• Exercise brief:
Please transcribe the records precisely; pictures stay out of your copy.

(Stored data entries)
====

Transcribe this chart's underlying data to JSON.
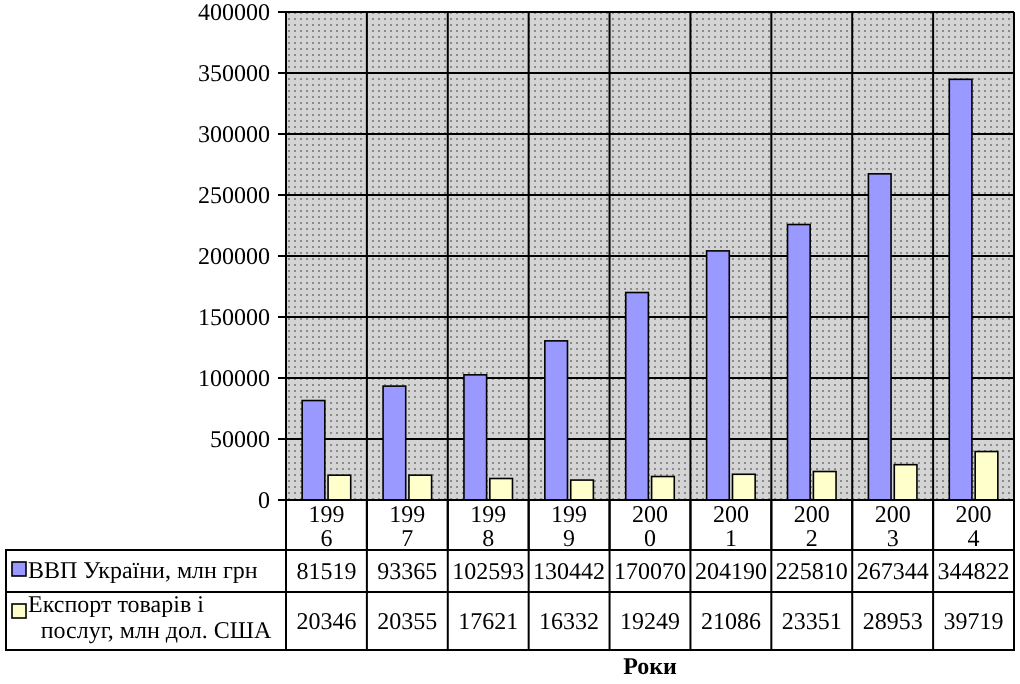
{
  "chart_data": {
    "type": "bar",
    "xlabel": "Роки",
    "categories": [
      "1996",
      "1997",
      "1998",
      "1999",
      "2000",
      "2001",
      "2002",
      "2003",
      "2004"
    ],
    "series": [
      {
        "name": "ВВП України, млн грн",
        "color": "#9999ff",
        "values": [
          81519,
          93365,
          102593,
          130442,
          170070,
          204190,
          225810,
          267344,
          344822
        ]
      },
      {
        "name": "Експорт товарів і послуг, млн  дол. США",
        "color": "#ffffcc",
        "values": [
          20346,
          20355,
          17621,
          16332,
          19249,
          21086,
          23351,
          28953,
          39719
        ]
      }
    ],
    "ylim": [
      0,
      400000
    ],
    "yticks": [
      0,
      50000,
      100000,
      150000,
      200000,
      250000,
      300000,
      350000,
      400000
    ],
    "grid": true,
    "legend": "bottom",
    "data_labels": true
  }
}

====

• Expected answer:
Transcribe this chart's underlying data to JSON.
{
  "chart_data": {
    "type": "bar",
    "xlabel": "Роки",
    "categories": [
      "1996",
      "1997",
      "1998",
      "1999",
      "2000",
      "2001",
      "2002",
      "2003",
      "2004"
    ],
    "series": [
      {
        "name": "ВВП України, млн грн",
        "color": "#9999ff",
        "values": [
          81519,
          93365,
          102593,
          130442,
          170070,
          204190,
          225810,
          267344,
          344822
        ]
      },
      {
        "name": "Експорт товарів і послуг, млн  дол. США",
        "color": "#ffffcc",
        "values": [
          20346,
          20355,
          17621,
          16332,
          19249,
          21086,
          23351,
          28953,
          39719
        ]
      }
    ],
    "ylim": [
      0,
      400000
    ],
    "yticks": [
      0,
      50000,
      100000,
      150000,
      200000,
      250000,
      300000,
      350000,
      400000
    ],
    "grid": true,
    "legend": "bottom",
    "data_labels": true
  }
}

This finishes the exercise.